# WORK INSTRUCTIONS
Copy all of the material below exactly.

(Stored data entries)
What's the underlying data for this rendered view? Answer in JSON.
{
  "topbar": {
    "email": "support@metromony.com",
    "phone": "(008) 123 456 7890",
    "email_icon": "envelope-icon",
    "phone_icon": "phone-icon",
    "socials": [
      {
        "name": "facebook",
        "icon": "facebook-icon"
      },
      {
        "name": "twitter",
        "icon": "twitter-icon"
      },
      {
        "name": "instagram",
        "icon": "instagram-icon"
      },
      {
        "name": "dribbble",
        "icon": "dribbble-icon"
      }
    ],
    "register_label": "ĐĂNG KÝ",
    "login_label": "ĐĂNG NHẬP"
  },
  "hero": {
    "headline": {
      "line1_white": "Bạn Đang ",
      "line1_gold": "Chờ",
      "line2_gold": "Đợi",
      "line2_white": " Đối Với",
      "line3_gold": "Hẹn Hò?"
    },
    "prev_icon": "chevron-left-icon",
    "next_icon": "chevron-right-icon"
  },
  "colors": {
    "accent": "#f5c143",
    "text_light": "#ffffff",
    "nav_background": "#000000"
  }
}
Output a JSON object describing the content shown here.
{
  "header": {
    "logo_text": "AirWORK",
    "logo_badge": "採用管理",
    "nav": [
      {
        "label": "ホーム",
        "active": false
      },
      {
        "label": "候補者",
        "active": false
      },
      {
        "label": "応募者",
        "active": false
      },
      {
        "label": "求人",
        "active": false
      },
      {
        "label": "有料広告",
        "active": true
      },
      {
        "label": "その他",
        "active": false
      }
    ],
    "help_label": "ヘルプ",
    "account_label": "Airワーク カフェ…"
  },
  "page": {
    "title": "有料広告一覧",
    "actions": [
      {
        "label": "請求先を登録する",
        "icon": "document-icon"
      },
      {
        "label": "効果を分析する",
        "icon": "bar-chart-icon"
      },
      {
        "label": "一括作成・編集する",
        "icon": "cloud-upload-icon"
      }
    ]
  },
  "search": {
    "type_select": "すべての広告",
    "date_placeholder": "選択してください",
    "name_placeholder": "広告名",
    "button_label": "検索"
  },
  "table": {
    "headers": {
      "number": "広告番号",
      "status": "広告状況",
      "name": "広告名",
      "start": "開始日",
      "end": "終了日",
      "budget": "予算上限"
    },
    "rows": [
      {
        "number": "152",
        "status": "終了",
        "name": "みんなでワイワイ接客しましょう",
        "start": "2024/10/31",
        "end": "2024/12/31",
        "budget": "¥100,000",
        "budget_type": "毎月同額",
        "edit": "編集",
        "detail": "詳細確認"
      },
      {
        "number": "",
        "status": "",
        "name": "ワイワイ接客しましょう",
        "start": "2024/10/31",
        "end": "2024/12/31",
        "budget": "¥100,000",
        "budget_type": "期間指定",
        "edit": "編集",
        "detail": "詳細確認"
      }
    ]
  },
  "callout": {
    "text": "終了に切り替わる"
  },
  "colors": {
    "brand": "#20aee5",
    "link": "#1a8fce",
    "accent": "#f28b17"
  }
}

# REPLY
What's the underlying data for this rendered view? Answer in JSON.
{
  "topbar": {
    "email": "support@metromony.com",
    "phone": "(008) 123 456 7890",
    "email_icon": "envelope-icon",
    "phone_icon": "phone-icon",
    "socials": [
      {
        "name": "facebook",
        "icon": "facebook-icon"
      },
      {
        "name": "twitter",
        "icon": "twitter-icon"
      },
      {
        "name": "instagram",
        "icon": "instagram-icon"
      },
      {
        "name": "dribbble",
        "icon": "dribbble-icon"
      }
    ],
    "register_label": "ĐĂNG KÝ",
    "login_label": "ĐĂNG NHẬP"
  },
  "hero": {
    "headline": {
      "line1_white": "Bạn Đang ",
      "line1_gold": "Chờ",
      "line2_gold": "Đợi",
      "line2_white": " Đối Với",
      "line3_gold": "Hẹn Hò?"
    },
    "prev_icon": "chevron-left-icon",
    "next_icon": "chevron-right-icon"
  },
  "colors": {
    "accent": "#f5c143",
    "text_light": "#ffffff",
    "nav_background": "#000000"
  }
}
Output a JSON object describing the content shown here.
{
  "header": {
    "logo_text": "AirWORK",
    "logo_badge": "採用管理",
    "nav": [
      {
        "label": "ホーム",
        "active": false
      },
      {
        "label": "候補者",
        "active": false
      },
      {
        "label": "応募者",
        "active": false
      },
      {
        "label": "求人",
        "active": false
      },
      {
        "label": "有料広告",
        "active": true
      },
      {
        "label": "その他",
        "active": false
      }
    ],
    "help_label": "ヘルプ",
    "account_label": "Airワーク カフェ…"
  },
  "page": {
    "title": "有料広告一覧",
    "actions": [
      {
        "label": "請求先を登録する",
        "icon": "document-icon"
      },
      {
        "label": "効果を分析する",
        "icon": "bar-chart-icon"
      },
      {
        "label": "一括作成・編集する",
        "icon": "cloud-upload-icon"
      }
    ]
  },
  "search": {
    "type_select": "すべての広告",
    "date_placeholder": "選択してください",
    "name_placeholder": "広告名",
    "button_label": "検索"
  },
  "table": {
    "headers": {
      "number": "広告番号",
      "status": "広告状況",
      "name": "広告名",
      "start": "開始日",
      "end": "終了日",
      "budget": "予算上限"
    },
    "rows": [
      {
        "number": "152",
        "status": "終了",
        "name": "みんなでワイワイ接客しましょう",
        "start": "2024/10/31",
        "end": "2024/12/31",
        "budget": "¥100,000",
        "budget_type": "毎月同額",
        "edit": "編集",
        "detail": "詳細確認"
      },
      {
        "number": "",
        "status": "",
        "name": "ワイワイ接客しましょう",
        "start": "2024/10/31",
        "end": "2024/12/31",
        "budget": "¥100,000",
        "budget_type": "期間指定",
        "edit": "編集",
        "detail": "詳細確認"
      }
    ]
  },
  "callout": {
    "text": "終了に切り替わる"
  },
  "colors": {
    "brand": "#20aee5",
    "link": "#1a8fce",
    "accent": "#f28b17"
  }
}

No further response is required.